__Short task__:
Please rewrite the passage starting at the words "So I spent the" and ending after "comfortable work chair.", putting "quilt" in place of "blanket".

__Selection__:
****************************************

So I spent the greater part of the first day here jury-rigging a temporary workspace: buying a 5m Ethernet cable to throw down into the living room, tying together a garden table so that it came out at right height for typing, and covering a wooden garden chair with a blanket to approximate a vaguely comfortable work chair.
I gather that my experiences are not necessarily reflective of all the units here — each unit is furnished by its owner to their particular taste — but there does seem to be a general consensus that Colleta in general isn’t presently the best place to get work done for the drop-in visitor.
One answer to this is the e-office complex, a new development, funded by the condo owners themselves, that’s slowly coming together under the parking lot at the edge of the village. One of those projects with a deadline forever in the future (it was supposed to open in July, the website now says “opening December 2006” but I can assure you that it won’t), when the e-office complex is finished it’s supposed to help solve this workplace problem by offering a sort of “Queen Street Commons in Italy:” meeting rooms, “hot desks” and other facilities to allow people to get work done.
While this does seem like a positive development, and something that might help to stanch the creeping “vacation condo” trend here — one resident was quoted as saying “The village was deserted, we have reconstructed it: but what of the future? Either we do something or it will become a holiday home place.” — I must say that one of the appeals of a “working vacation” for me is working and living in the same space. I like cooking a little pasta, hacking a little Javascript, cleaning the bathroom, rebooting the server: it’s a very sensible way to work. I’m not completely convinced that having “an office” to go would be the solution for me.
The other odd thing about the “e” in “e-village” is the actual Internet bandwidth itself. While there is a big honkin’ 155 megabit fibre connection down into civilization, the village has only contracted for 1 megabit of it. Which is less bandwidth than I’ve got running into my home in Charlottetown. There was much discussion over the olive-harvesting weekend about the need to renegotiate this contract, and even replacing fiber with copper. That said, with the exception of a few Internet failures, some explained and some mysterious and somehow related to a DHCP problem, the bandwidth served my purposes here well; the fact that I could suck up all of the available Internet with a couple of Bittorrents, however, suggests that as the village evolves, it will need more juice.
Speaking of the olive festival: as I blogged about at some length, this was an unexpected present on the weekend in the middle of my stay. After a week of hard solitary work where I seemed to be the only person in Colletta, all of a sudden people descended from all points — Dublin, San Diego, Brighton, Milan — to pick the village’s olives, watch them be turned into oil, and eat and drink well throughout.

****************************************

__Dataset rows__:
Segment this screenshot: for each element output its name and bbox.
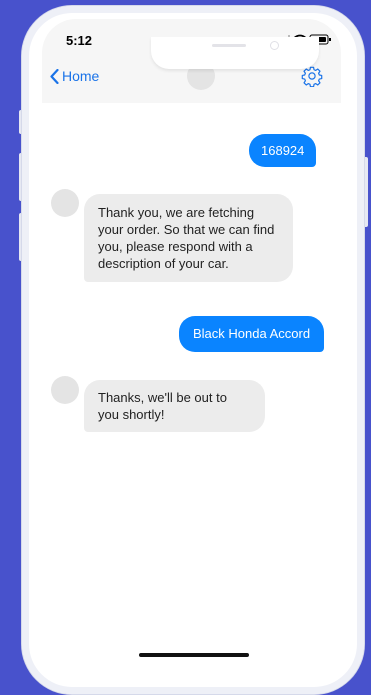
bot-avatar bbox=[51, 376, 79, 404]
back-button[interactable]: Home bbox=[50, 67, 99, 85]
status-time: 5:12 bbox=[66, 33, 93, 48]
back-label: Home bbox=[62, 68, 100, 84]
message-bubble-incoming: Thanks, we'll be out to you shortly! bbox=[84, 380, 265, 432]
message-bubble-outgoing: 168924 bbox=[249, 134, 317, 167]
front-camera bbox=[270, 41, 279, 50]
speaker-grille bbox=[212, 44, 246, 47]
home-indicator[interactable] bbox=[139, 653, 249, 657]
chevron-left-icon bbox=[50, 68, 59, 84]
bot-avatar bbox=[51, 189, 79, 217]
device-notch bbox=[151, 37, 319, 69]
message-bubble-outgoing: Black Honda Accord bbox=[179, 316, 325, 352]
message-bubble-incoming: Thank you, we are fetching your order. S… bbox=[84, 194, 293, 282]
phone-screen: 5:12 Home 168924 Thank you, we are fetch… bbox=[42, 19, 341, 682]
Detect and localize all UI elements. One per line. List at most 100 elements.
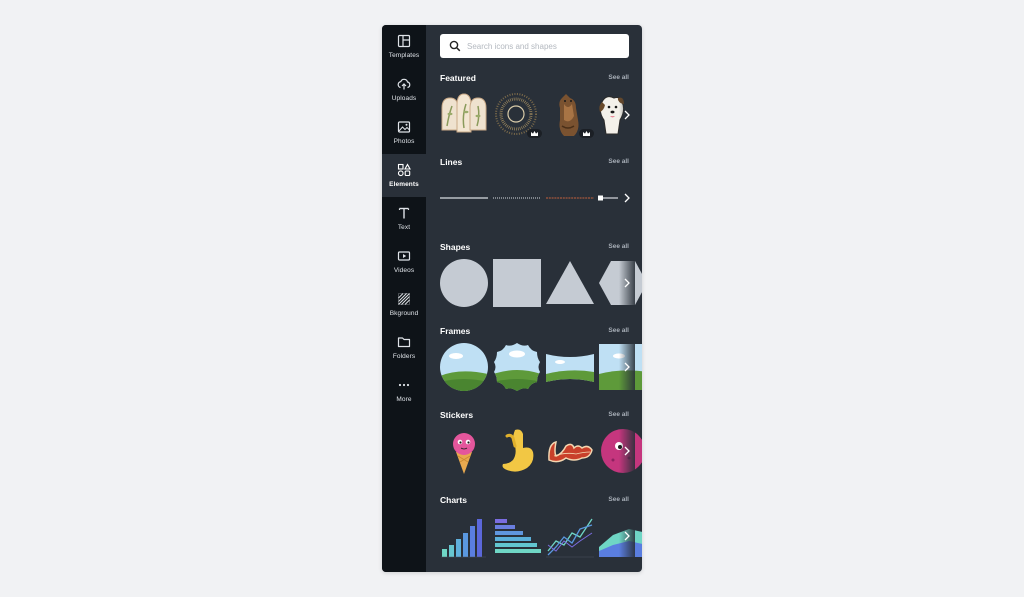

****************************************

__Solution to this exercise__:
So I spent the greater part of the first day here jury-rigging a temporary workspace: buying a 5m Ethernet cable to throw down into the living room, tying together a garden table so that it came out at right height for typing, and covering a wooden garden chair with a quilt to approximate a vaguely comfortable work chair.